Collection entries
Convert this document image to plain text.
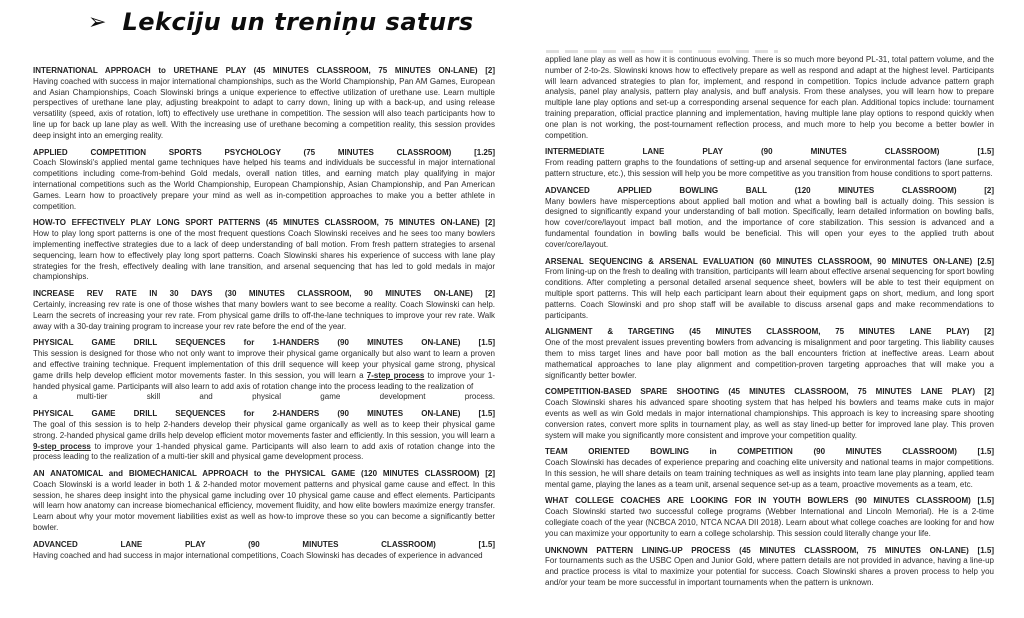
➢ Lekciju un treniņu saturs

INTERNATIONAL APPROACH to URETHANE PLAY (45 MINUTES CLASSROOM, 75 MINUTES ON-LANE) [2]

Having coached with success in major international championships, such as the World Championship, Pan AM Games, European and Asian Championships, Coach Slowinski brings a unique experience to effective utilization of urethane use. Learn multiple perspectives of urethane lane play, adjusting breakpoint to adapt to carry down, lining up with a back-up, and using release versatility (speed, axis of rotation, loft) to effectively use urethane in competition. The session will also teach participants how to line up for back up lane play as well. With the increasing use of urethane becoming a competition reality, this session provides deep insight into an emerging reality.

APPLIED COMPETITION SPORTS PSYCHOLOGY (75 MINUTES CLASSROOM) [1.25]

Coach Slowinski's applied mental game techniques have helped his teams and individuals be successful in major international competitions including come-from-behind Gold medals, overall nation titles, and earning match play qualifying in major international competitions such as the World Championship, European Championship, Asian Championship, and Pan American Games. Learn how to proactively prepare your mind as well as in-competition approaches to make you a better athlete in competition.

HOW-TO EFFECTIVELY PLAY LONG SPORT PATTERNS (45 MINUTES CLASSROOM, 75 MINUTES ON-LANE) [2]

How to play long sport patterns is one of the most frequent questions Coach Slowinski receives and he sees too many bowlers implementing ineffective strategies due to a lack of deep understanding of ball motion. From fresh pattern strategies to arsenal sequencing, learn how to effectively play long sport patterns. Coach Slowinski shares his experience of success with lane play strategies for the fresh, effectively dealing with lane transition, and arsenal sequencing that has led to gold medals in major championships.

INCREASE REV RATE IN 30 DAYS (30 MINUTES CLASSROOM, 90 MINUTES ON-LANE) [2]

Certainly, increasing rev rate is one of those wishes that many bowlers want to see become a reality. Coach Slowinski can help. Learn the secrets of increasing your rev rate. From physical game drills to off-the-lane techniques to improve your rev rate. Walk away with a 30-day training program to increase your rev rate before the end of the year.

PHYSICAL GAME DRILL SEQUENCES for 1-HANDERS (90 MINUTES ON-LANE) [1.5]

This session is designed for those who not only want to improve their physical game organically but also want to learn a proven and effective training technique. Frequent implementation of this drill sequence will keep your physical game strong, physical game drills help develop efficient motor movements faster. In this session, you will learn a 7-step process to improve your 1-handed physical game. Participants will also learn to add axis of rotation change into the process leading to the realization of

a multi-tier skill and physical game development process.

PHYSICAL GAME DRILL SEQUENCES for 2-HANDERS (90 MINUTES ON-LANE) [1.5]

The goal of this session is to help 2-handers develop their physical game organically as well as to keep their physical game strong. 2-handed physical game drills help develop efficient motor movements faster and efficiently. In this session, you will learn a 9-step process to improve your 1-handed physical game. Participants will also learn to add axis of rotation change into the process leading to the realization of a multi-tier skill and physical game development process.

AN ANATOMICAL and BIOMECHANICAL APPROACH to the PHYSICAL GAME (120 MINUTES CLASSROOM) [2]

Coach Slowinski is a world leader in both 1 & 2-handed motor movement patterns and physical game cause and effect. In this session, he shares deep insight into the physical game including over 10 physical game cause and effect elements. Participants will learn how anatomy can increase biomechanical efficiency, movement fluidity, and how elite bowlers maximize energy transfer. Learn about why your motor movement liabilities exist as well as how-to improve these so you can become a significantly better bowler.

ADVANCED LANE PLAY (90 MINUTES CLASSROOM) [1.5]

Having coached and had success in major international competitions, Coach Slowinski has decades of experience in advanced

applied lane play as well as how it is continuous evolving. There is so much more beyond PL-31, total pattern volume, and the number of 2-to-2s. Slowinski knows how to effectively prepare as well as respond and adapt at the highest level. Participants will learn advanced strategies to plan for, implement, and respond in competition. Topics include advance pattern graph analysis, panel play analysis, pattern play analysis, and buff analysis. From these analyses, you will learn how to prepare multiple lane play options and set-up a corresponding arsenal sequence for each plan. Additional topics include: tournament training preparation, official practice planning and implementation, having multiple lane play options to respond quickly when one plan is not working, the post-tournament reflection process, and much more to help you become a better bowler in competition.

INTERMEDIATE LANE PLAY (90 MINUTES CLASSROOM) [1.5]

From reading pattern graphs to the foundations of setting-up and arsenal sequence for environmental factors (lane surface, pattern structure, etc.), this session will help you be more competitive as you transition from house conditions to sport patterns.

ADVANCED APPLIED BOWLING BALL (120 MINUTES CLASSROOM) [2]

Many bowlers have misperceptions about applied ball motion and what a bowling ball is actually doing. This session is designed to significantly expand your understanding of ball motion. Specifically, learn detailed information on bowling balls, how cover/core/layout impact ball motion, and the importance of core stabilization. This session is advanced and a fundamental foundation in bowling balls would be beneficial. This will open your eyes to the applied truth about cover/core/layout.

ARSENAL SEQUENCING & ARSENAL EVALUATION (60 MINUTES CLASSROOM, 90 MINUTES ON-LANE) [2.5]

From lining-up on the fresh to dealing with transition, participants will learn about effective arsenal sequencing for sport bowling conditions. After completing a personal detailed arsenal sequence sheet, bowlers will be able to test their equipment on multiple sport patterns. This will help each participant learn about their equipment gaps on short, medium, and long sport patterns. Coach Slowinski and pro shop staff will be available to discuss arsenal gaps and make recommendations to participants.

ALIGNMENT & TARGETING (45 MINUTES CLASSROOM, 75 MINUTES LANE PLAY) [2]

One of the most prevalent issues preventing bowlers from advancing is misalignment and poor targeting. This liability causes them to miss target lines and have poor ball motion as the ball encounters friction at ineffective areas. Learn about mathematical approaches to lane play alignment and competition-proven targeting approaches that will make you a significantly better bowler.

COMPETITION-BASED SPARE SHOOTING (45 MINUTES CLASSROOM, 75 MINUTES LANE PLAY) [2]

Coach Slowinski shares his advanced spare shooting system that has helped his bowlers and teams make cuts in major events as well as win Gold medals in major international championships. This approach is key to increasing spare shooting conversion rates, convert more splits in tournament play, as well as stay lined-up better for improved lane play. This proven system will make you significantly more consistent and improve your competition quality.

TEAM ORIENTED BOWLING in COMPETITION (90 MINUTES CLASSROOM) [1.5]

Coach Slowinski has decades of experience preparing and coaching elite university and national teams in major competitions. In this session, he will share details on team training techniques as well as insights into team lane play planning, applied team mental game, playing the lanes as a team unit, arsenal sequence set-up as a team, proactive movements as a team, etc.

WHAT COLLEGE COACHES ARE LOOKING FOR IN YOUTH BOWLERS (90 MINUTES CLASSROOM) [1.5]

Coach Slowinski started two successful college programs (Webber International and Lincoln Memorial). He is a 2-time collegiate coach of the year (NCBCA 2010, NTCA NCAA DII 2018). Learn about what college coaches are looking for and how you can maximize your opportunity to earn a college scholarship. This session could literally change your life.

UNKNOWN PATTERN LINING-UP PROCESS (45 MINUTES CLASSROOM, 75 MINUTES ON-LANE) [1.5]

For tournaments such as the USBC Open and Junior Gold, where pattern details are not provided in advance, having a line-up and practice process is vital to maximize your potential for success. Coach Slowinski shares a proven process to help you and/or your team be more successful in important tournaments when the pattern is unknown.
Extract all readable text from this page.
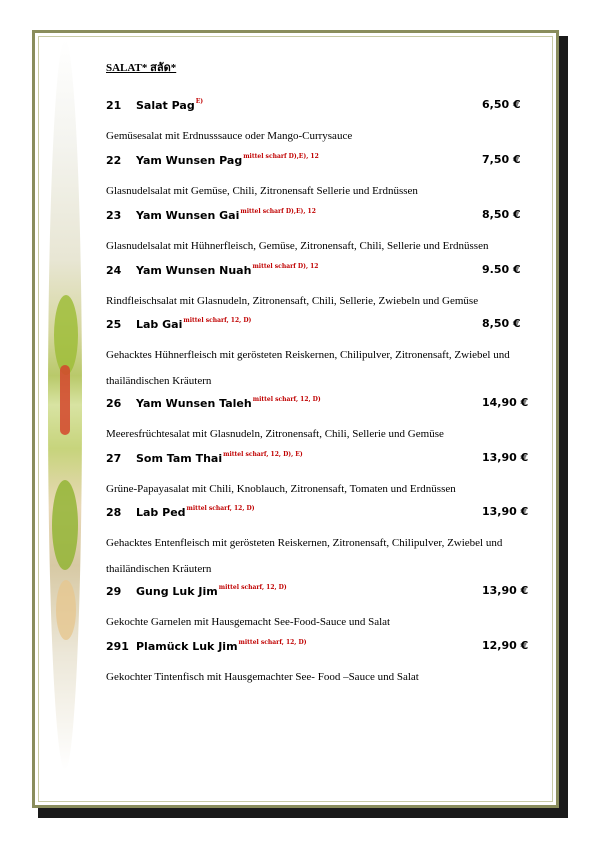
SALAT* สลัด*
21 Salat Pag$^{E)}$	6,50 €
Gemüsesalat mit Erdnusssauce oder Mango-Currysauce
22 Yam Wunsen Pag$^{mittel scharf D),E), 12}$	7,50 €
Glasnudelsalat mit Gemüse, Chili, Zitronensaft Sellerie und Erdnüssen
23 Yam Wunsen Gai$^{mittel scharf D),E), 12}$	8,50 €
Glasnudelsalat mit Hühnerfleisch, Gemüse, Zitronensaft, Chili, Sellerie und Erdnüssen
24 Yam Wunsen Nuah$^{mittel scharf D), 12}$	9.50 €
Rindfleischsalat mit Glasnudeln, Zitronensaft, Chili, Sellerie, Zwiebeln und Gemüse
25 Lab Gai$^{mittel scharf, 12, D)}$	8,50 €
Gehacktes Hühnerfleisch mit gerösteten Reiskernen, Chilipulver, Zitronensaft, Zwiebel und thailändischen Kräutern
26 Yam Wunsen Taleh$^{mittel scharf, 12, D)}$	14,90 €
Meeresfrüchtesalat mit Glasnudeln, Zitronensaft, Chili, Sellerie und Gemüse
27 Som Tam Thai$^{mittel scharf, 12, D), E)}$	13,90 €
Grüne-Papayasalat mit Chili, Knoblauch, Zitronensaft, Tomaten und Erdnüssen
28 Lab Ped$^{mittel scharf, 12, D)}$	13,90 €
Gehacktes Entenfleisch mit gerösteten Reiskernen, Zitronensaft, Chilipulver, Zwiebel und thailändischen Kräutern
29 Gung Luk Jim$^{mittel scharf, 12, D)}$	13,90 €
Gekochte Garnelen mit Hausgemacht See-Food-Sauce und Salat
291 Plamück Luk Jim$^{mittel scharf, 12, D)}$	12,90 €
Gekochter Tintenfisch mit Hausgemachter See- Food –Sauce und Salat
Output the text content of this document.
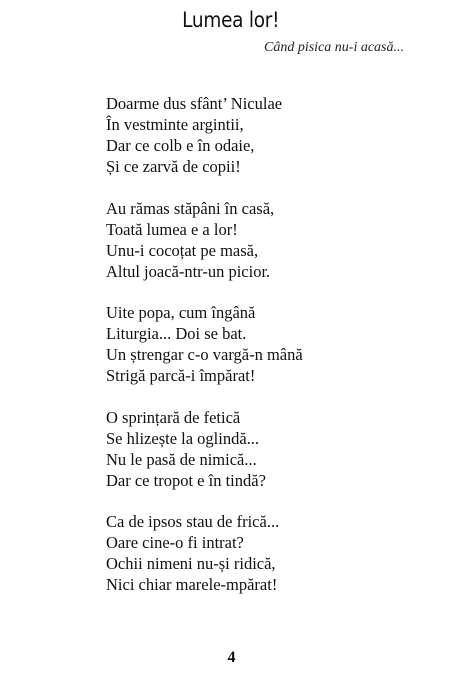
Lumea lor!
Când pisica nu-i acasă...
Doarme dus sfânt’ Niculae
În vestminte argintii,
Dar ce colb e în odaie,
Și ce zarvă de copii!
Au rămas stăpâni în casă,
Toată lumea e a lor!
Unu-i cocoțat pe masă,
Altul joacă-ntr-un picior.
Uite popa, cum îngână
Liturgia... Doi se bat.
Un ștrengar c-o vargă-n mână
Strigă parcă-i împărat!
O sprințară de fetică
Se hlizește la oglindă...
Nu le pasă de nimică...
Dar ce tropot e în tindă?
Ca de ipsos stau de frică...
Oare cine-o fi intrat?
Ochii nimeni nu-și ridică,
Nici chiar marele-mpărat!
4
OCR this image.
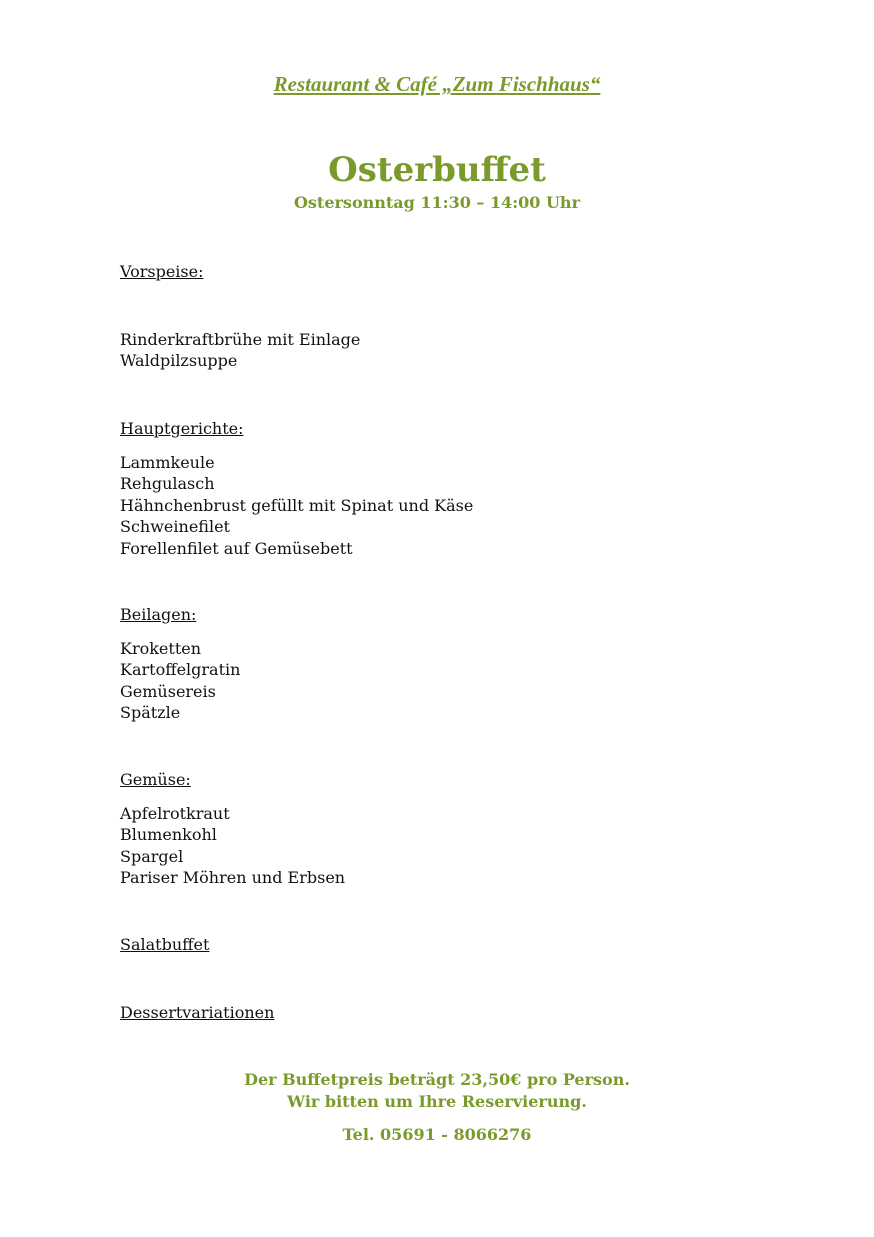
Restaurant & Café „Zum Fischhaus“
Osterbuffet
Ostersonntag 11:30 – 14:00 Uhr
Vorspeise:
Rinderkraftbrühe mit Einlage
Waldpilzsuppe
Hauptgerichte:
Lammkeule
Rehgulasch
Hähnchenbrust gefüllt mit Spinat und Käse
Schweinefilet
Forellenfilet auf Gemüsebett
Beilagen:
Kroketten
Kartoffelgratin
Gemüsereis
Spätzle
Gemüse:
Apfelrotkraut
Blumenkohl
Spargel
Pariser Möhren und Erbsen
Salatbuffet
Dessertvariationen
Der Buffetpreis beträgt 23,50€ pro Person.
Wir bitten um Ihre Reservierung.
Tel. 05691 - 8066276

**DIRECTIONS FOR THIS TASK**
Say how many lines of the data hold the string "approaches". Reply with the number alone.

**FULL SOLUTION**
2